**What the task requires:** Lines containing the word "labels" are to be counted; state their number and nothing further.

**Material to process:**
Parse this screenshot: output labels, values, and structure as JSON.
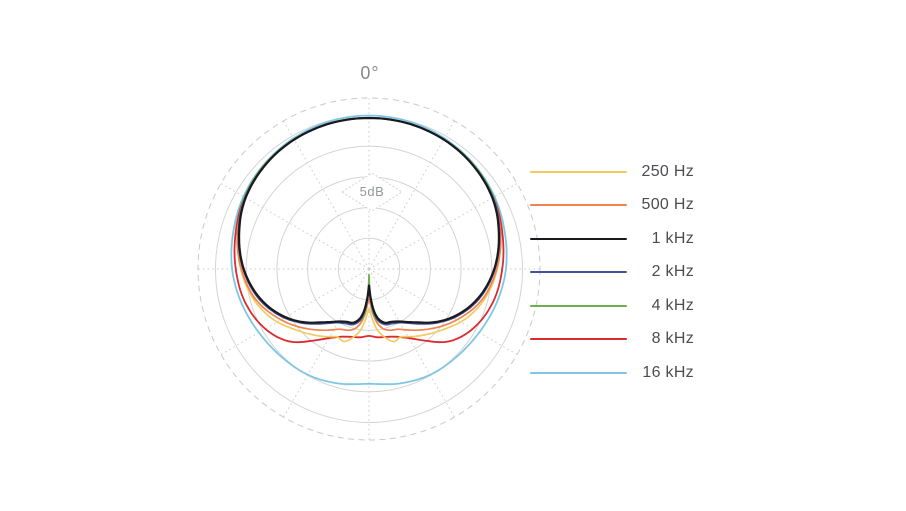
{
  "labels": {
    "zero_deg": "0°",
    "five_db": "5dB"
  },
  "legend": {
    "items": [
      {
        "label": "250 Hz",
        "color": "#F2CB63"
      },
      {
        "label": "500 Hz",
        "color": "#F0824D"
      },
      {
        "label": "1 kHz",
        "color": "#1A1A1E"
      },
      {
        "label": "2 kHz",
        "color": "#41549A"
      },
      {
        "label": "4 kHz",
        "color": "#6FAD4F"
      },
      {
        "label": "8 kHz",
        "color": "#DC2A2E"
      },
      {
        "label": "16 kHz",
        "color": "#7FC6E4"
      }
    ]
  },
  "chart_data": {
    "type": "line",
    "subtype": "polar-pattern",
    "title": "0°",
    "radial_scale_label": "5dB",
    "db_per_ring": 5,
    "rings_db": [
      0,
      5,
      10,
      15,
      20
    ],
    "full_scale_db": 25,
    "outer_boundary": "dashed",
    "angle_tick_step_deg": 30,
    "angle_reference": "0 degrees at top, pattern mirrored left-right",
    "legend_position": "right",
    "grid": true,
    "series": [
      {
        "name": "250 Hz",
        "color": "#F2CB63",
        "attenuation_db_by_angle": [
          [
            0,
            0.4
          ],
          [
            20,
            0.5
          ],
          [
            40,
            0.9
          ],
          [
            60,
            1.8
          ],
          [
            75,
            2.9
          ],
          [
            90,
            4.1
          ],
          [
            105,
            5.6
          ],
          [
            118,
            7.4
          ],
          [
            128,
            9.2
          ],
          [
            138,
            10.7
          ],
          [
            148,
            12.0
          ],
          [
            155,
            12.8
          ],
          [
            161,
            12.5
          ],
          [
            167,
            13.6
          ],
          [
            172,
            14.9
          ],
          [
            176,
            16.7
          ],
          [
            180,
            18.5
          ]
        ]
      },
      {
        "name": "500 Hz",
        "color": "#F0824D",
        "attenuation_db_by_angle": [
          [
            0,
            0.4
          ],
          [
            20,
            0.5
          ],
          [
            40,
            0.9
          ],
          [
            60,
            1.8
          ],
          [
            75,
            2.8
          ],
          [
            90,
            4.2
          ],
          [
            105,
            5.9
          ],
          [
            118,
            8.1
          ],
          [
            128,
            9.9
          ],
          [
            138,
            11.7
          ],
          [
            148,
            13.3
          ],
          [
            154,
            14.1
          ],
          [
            160,
            14.4
          ],
          [
            166,
            14.9
          ],
          [
            171,
            16.0
          ],
          [
            175,
            17.7
          ],
          [
            180,
            20.1
          ]
        ]
      },
      {
        "name": "1 kHz",
        "color": "#1A1A1E",
        "attenuation_db_by_angle": [
          [
            0,
            0.4
          ],
          [
            20,
            0.5
          ],
          [
            40,
            0.9
          ],
          [
            60,
            1.8
          ],
          [
            75,
            3.1
          ],
          [
            90,
            4.6
          ],
          [
            105,
            6.6
          ],
          [
            118,
            8.9
          ],
          [
            128,
            11.0
          ],
          [
            138,
            13.3
          ],
          [
            148,
            14.9
          ],
          [
            156,
            15.6
          ],
          [
            164,
            15.9
          ],
          [
            170,
            16.9
          ],
          [
            174,
            18.5
          ],
          [
            177,
            20.5
          ],
          [
            180,
            22.3
          ]
        ]
      },
      {
        "name": "2 kHz",
        "color": "#41549A",
        "attenuation_db_by_angle": [
          [
            0,
            0.4
          ],
          [
            20,
            0.5
          ],
          [
            40,
            0.9
          ],
          [
            60,
            1.7
          ],
          [
            75,
            3.0
          ],
          [
            90,
            4.5
          ],
          [
            105,
            6.4
          ],
          [
            118,
            8.7
          ],
          [
            128,
            10.8
          ],
          [
            138,
            13.0
          ],
          [
            148,
            14.7
          ],
          [
            156,
            15.3
          ],
          [
            164,
            15.6
          ],
          [
            170,
            16.5
          ],
          [
            174,
            18.0
          ],
          [
            177,
            20.0
          ],
          [
            180,
            21.8
          ]
        ]
      },
      {
        "name": "4 kHz",
        "color": "#6FAD4F",
        "attenuation_db_by_angle": [
          [
            0,
            0.4
          ],
          [
            20,
            0.5
          ],
          [
            40,
            0.8
          ],
          [
            60,
            1.6
          ],
          [
            75,
            3.0
          ],
          [
            90,
            4.6
          ],
          [
            105,
            6.5
          ],
          [
            118,
            8.8
          ],
          [
            128,
            10.9
          ],
          [
            138,
            13.2
          ],
          [
            148,
            14.8
          ],
          [
            156,
            15.4
          ],
          [
            164,
            15.7
          ],
          [
            170,
            16.4
          ],
          [
            174,
            17.5
          ],
          [
            176,
            19.1
          ],
          [
            178,
            21.3
          ],
          [
            180,
            24.1
          ]
        ]
      },
      {
        "name": "8 kHz",
        "color": "#DC2A2E",
        "attenuation_db_by_angle": [
          [
            0,
            0.4
          ],
          [
            20,
            0.5
          ],
          [
            40,
            0.9
          ],
          [
            60,
            1.6
          ],
          [
            75,
            2.5
          ],
          [
            90,
            3.3
          ],
          [
            105,
            4.1
          ],
          [
            120,
            5.5
          ],
          [
            132,
            7.4
          ],
          [
            142,
            10.2
          ],
          [
            150,
            12.0
          ],
          [
            158,
            13.1
          ],
          [
            166,
            13.6
          ],
          [
            173,
            13.8
          ],
          [
            180,
            14.1
          ]
        ]
      },
      {
        "name": "16 kHz",
        "color": "#7FC6E4",
        "attenuation_db_by_angle": [
          [
            0,
            0.0
          ],
          [
            20,
            0.2
          ],
          [
            40,
            0.7
          ],
          [
            60,
            1.4
          ],
          [
            75,
            2.1
          ],
          [
            90,
            2.7
          ],
          [
            105,
            3.5
          ],
          [
            120,
            4.3
          ],
          [
            135,
            4.8
          ],
          [
            150,
            5.1
          ],
          [
            165,
            5.7
          ],
          [
            180,
            6.3
          ]
        ]
      }
    ]
  }
}
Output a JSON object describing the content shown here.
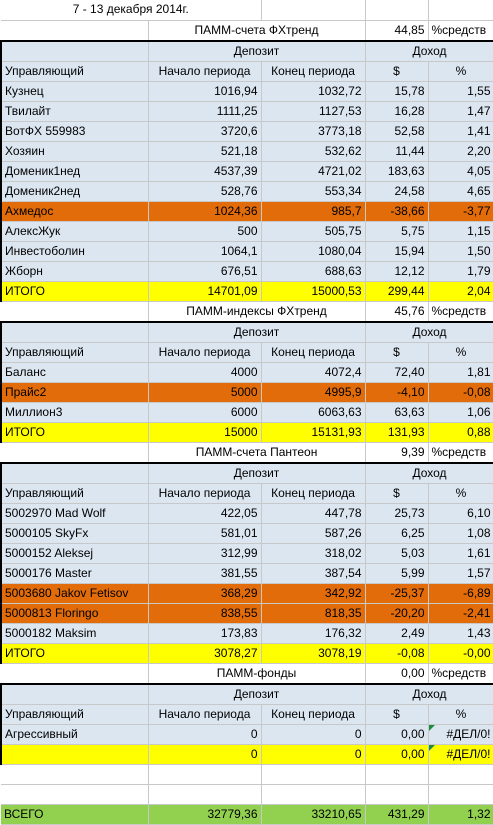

**Answer in full:** 2